> Task description
Each entry should be quoted word for word, including every mark of punctuation.

> Task input
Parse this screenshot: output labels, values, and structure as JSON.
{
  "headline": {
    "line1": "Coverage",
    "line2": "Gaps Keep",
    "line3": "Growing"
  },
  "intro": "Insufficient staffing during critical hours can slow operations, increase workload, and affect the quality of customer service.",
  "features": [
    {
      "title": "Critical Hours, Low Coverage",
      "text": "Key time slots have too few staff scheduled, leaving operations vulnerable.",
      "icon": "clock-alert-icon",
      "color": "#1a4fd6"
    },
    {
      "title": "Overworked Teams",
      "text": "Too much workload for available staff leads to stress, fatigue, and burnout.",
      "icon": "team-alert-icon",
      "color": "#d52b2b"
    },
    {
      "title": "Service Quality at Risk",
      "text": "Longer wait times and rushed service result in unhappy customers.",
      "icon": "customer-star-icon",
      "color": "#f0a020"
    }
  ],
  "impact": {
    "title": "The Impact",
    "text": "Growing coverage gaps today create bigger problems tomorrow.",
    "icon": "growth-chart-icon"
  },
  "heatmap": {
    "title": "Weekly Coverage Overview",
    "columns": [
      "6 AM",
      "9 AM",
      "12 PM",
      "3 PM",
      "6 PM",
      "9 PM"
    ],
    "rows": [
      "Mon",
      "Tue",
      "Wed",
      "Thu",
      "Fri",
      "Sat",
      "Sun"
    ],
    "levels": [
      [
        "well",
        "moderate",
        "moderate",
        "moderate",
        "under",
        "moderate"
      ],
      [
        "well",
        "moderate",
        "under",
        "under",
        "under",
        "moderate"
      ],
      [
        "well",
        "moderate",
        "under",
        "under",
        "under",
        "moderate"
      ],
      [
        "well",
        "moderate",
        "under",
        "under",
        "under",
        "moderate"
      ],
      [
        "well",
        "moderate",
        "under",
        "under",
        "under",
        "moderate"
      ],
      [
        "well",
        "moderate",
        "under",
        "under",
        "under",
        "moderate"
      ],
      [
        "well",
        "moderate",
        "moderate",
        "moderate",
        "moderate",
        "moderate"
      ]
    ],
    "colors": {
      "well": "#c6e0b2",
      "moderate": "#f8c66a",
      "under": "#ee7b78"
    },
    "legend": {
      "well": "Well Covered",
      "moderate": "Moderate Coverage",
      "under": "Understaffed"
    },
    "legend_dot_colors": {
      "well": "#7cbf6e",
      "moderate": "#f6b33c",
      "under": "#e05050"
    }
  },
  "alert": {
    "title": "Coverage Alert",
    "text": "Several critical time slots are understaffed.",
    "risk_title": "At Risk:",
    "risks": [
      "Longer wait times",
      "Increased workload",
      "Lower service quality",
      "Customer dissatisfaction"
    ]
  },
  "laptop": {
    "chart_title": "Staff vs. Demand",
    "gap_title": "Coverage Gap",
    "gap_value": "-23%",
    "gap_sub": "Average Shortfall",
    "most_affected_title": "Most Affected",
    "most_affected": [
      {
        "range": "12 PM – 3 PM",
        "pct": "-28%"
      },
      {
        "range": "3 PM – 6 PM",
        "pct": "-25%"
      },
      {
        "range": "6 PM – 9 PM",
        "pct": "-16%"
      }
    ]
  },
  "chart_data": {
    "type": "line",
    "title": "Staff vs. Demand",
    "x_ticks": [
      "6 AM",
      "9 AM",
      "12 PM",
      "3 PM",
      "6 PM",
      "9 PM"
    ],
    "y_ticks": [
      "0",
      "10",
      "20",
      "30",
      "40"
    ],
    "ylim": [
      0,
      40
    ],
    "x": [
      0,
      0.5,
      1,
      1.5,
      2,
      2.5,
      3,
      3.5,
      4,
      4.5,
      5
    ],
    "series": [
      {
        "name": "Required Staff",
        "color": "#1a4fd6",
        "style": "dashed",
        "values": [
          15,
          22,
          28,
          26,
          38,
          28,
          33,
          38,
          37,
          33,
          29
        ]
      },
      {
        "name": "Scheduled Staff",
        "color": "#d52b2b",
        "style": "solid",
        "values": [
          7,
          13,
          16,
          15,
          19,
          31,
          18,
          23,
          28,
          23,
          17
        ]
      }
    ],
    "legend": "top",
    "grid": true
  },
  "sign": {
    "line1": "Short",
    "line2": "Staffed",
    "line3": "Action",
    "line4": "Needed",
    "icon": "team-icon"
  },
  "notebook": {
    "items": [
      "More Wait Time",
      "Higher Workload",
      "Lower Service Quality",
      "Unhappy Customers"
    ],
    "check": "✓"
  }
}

> Answer to this problem
Parse this screenshot: output labels, values, and structure as JSON.
{
  "headline": {
    "line1": "Coverage",
    "line2": "Gaps Keep",
    "line3": "Growing"
  },
  "intro": "Insufficient staffing during critical hours can slow operations, increase workload, and affect the quality of customer service.",
  "features": [
    {
      "title": "Critical Hours, Low Coverage",
      "text": "Key time slots have too few staff scheduled, leaving operations vulnerable.",
      "icon": "clock-alert-icon",
      "color": "#1a4fd6"
    },
    {
      "title": "Overworked Teams",
      "text": "Too much workload for available staff leads to stress, fatigue, and burnout.",
      "icon": "team-alert-icon",
      "color": "#d52b2b"
    },
    {
      "title": "Service Quality at Risk",
      "text": "Longer wait times and rushed service result in unhappy customers.",
      "icon": "customer-star-icon",
      "color": "#f0a020"
    }
  ],
  "impact": {
    "title": "The Impact",
    "text": "Growing coverage gaps today create bigger problems tomorrow.",
    "icon": "growth-chart-icon"
  },
  "heatmap": {
    "title": "Weekly Coverage Overview",
    "columns": [
      "6 AM",
      "9 AM",
      "12 PM",
      "3 PM",
      "6 PM",
      "9 PM"
    ],
    "rows": [
      "Mon",
      "Tue",
      "Wed",
      "Thu",
      "Fri",
      "Sat",
      "Sun"
    ],
    "levels": [
      [
        "well",
        "moderate",
        "moderate",
        "moderate",
        "under",
        "moderate"
      ],
      [
        "well",
        "moderate",
        "under",
        "under",
        "under",
        "moderate"
      ],
      [
        "well",
        "moderate",
        "under",
        "under",
        "under",
        "moderate"
      ],
      [
        "well",
        "moderate",
        "under",
        "under",
        "under",
        "moderate"
      ],
      [
        "well",
        "moderate",
        "under",
        "under",
        "under",
        "moderate"
      ],
      [
        "well",
        "moderate",
        "under",
        "under",
        "under",
        "moderate"
      ],
      [
        "well",
        "moderate",
        "moderate",
        "moderate",
        "moderate",
        "moderate"
      ]
    ],
    "colors": {
      "well": "#c6e0b2",
      "moderate": "#f8c66a",
      "under": "#ee7b78"
    },
    "legend": {
      "well": "Well Covered",
      "moderate": "Moderate Coverage",
      "under": "Understaffed"
    },
    "legend_dot_colors": {
      "well": "#7cbf6e",
      "moderate": "#f6b33c",
      "under": "#e05050"
    }
  },
  "alert": {
    "title": "Coverage Alert",
    "text": "Several critical time slots are understaffed.",
    "risk_title": "At Risk:",
    "risks": [
      "Longer wait times",
      "Increased workload",
      "Lower service quality",
      "Customer dissatisfaction"
    ]
  },
  "laptop": {
    "chart_title": "Staff vs. Demand",
    "gap_title": "Coverage Gap",
    "gap_value": "-23%",
    "gap_sub": "Average Shortfall",
    "most_affected_title": "Most Affected",
    "most_affected": [
      {
        "range": "12 PM – 3 PM",
        "pct": "-28%"
      },
      {
        "range": "3 PM – 6 PM",
        "pct": "-25%"
      },
      {
        "range": "6 PM – 9 PM",
        "pct": "-16%"
      }
    ]
  },
  "chart_data": {
    "type": "line",
    "title": "Staff vs. Demand",
    "x_ticks": [
      "6 AM",
      "9 AM",
      "12 PM",
      "3 PM",
      "6 PM",
      "9 PM"
    ],
    "y_ticks": [
      "0",
      "10",
      "20",
      "30",
      "40"
    ],
    "ylim": [
      0,
      40
    ],
    "x": [
      0,
      0.5,
      1,
      1.5,
      2,
      2.5,
      3,
      3.5,
      4,
      4.5,
      5
    ],
    "series": [
      {
        "name": "Required Staff",
        "color": "#1a4fd6",
        "style": "dashed",
        "values": [
          15,
          22,
          28,
          26,
          38,
          28,
          33,
          38,
          37,
          33,
          29
        ]
      },
      {
        "name": "Scheduled Staff",
        "color": "#d52b2b",
        "style": "solid",
        "values": [
          7,
          13,
          16,
          15,
          19,
          31,
          18,
          23,
          28,
          23,
          17
        ]
      }
    ],
    "legend": "top",
    "grid": true
  },
  "sign": {
    "line1": "Short",
    "line2": "Staffed",
    "line3": "Action",
    "line4": "Needed",
    "icon": "team-icon"
  },
  "notebook": {
    "items": [
      "More Wait Time",
      "Higher Workload",
      "Lower Service Quality",
      "Unhappy Customers"
    ],
    "check": "✓"
  }
}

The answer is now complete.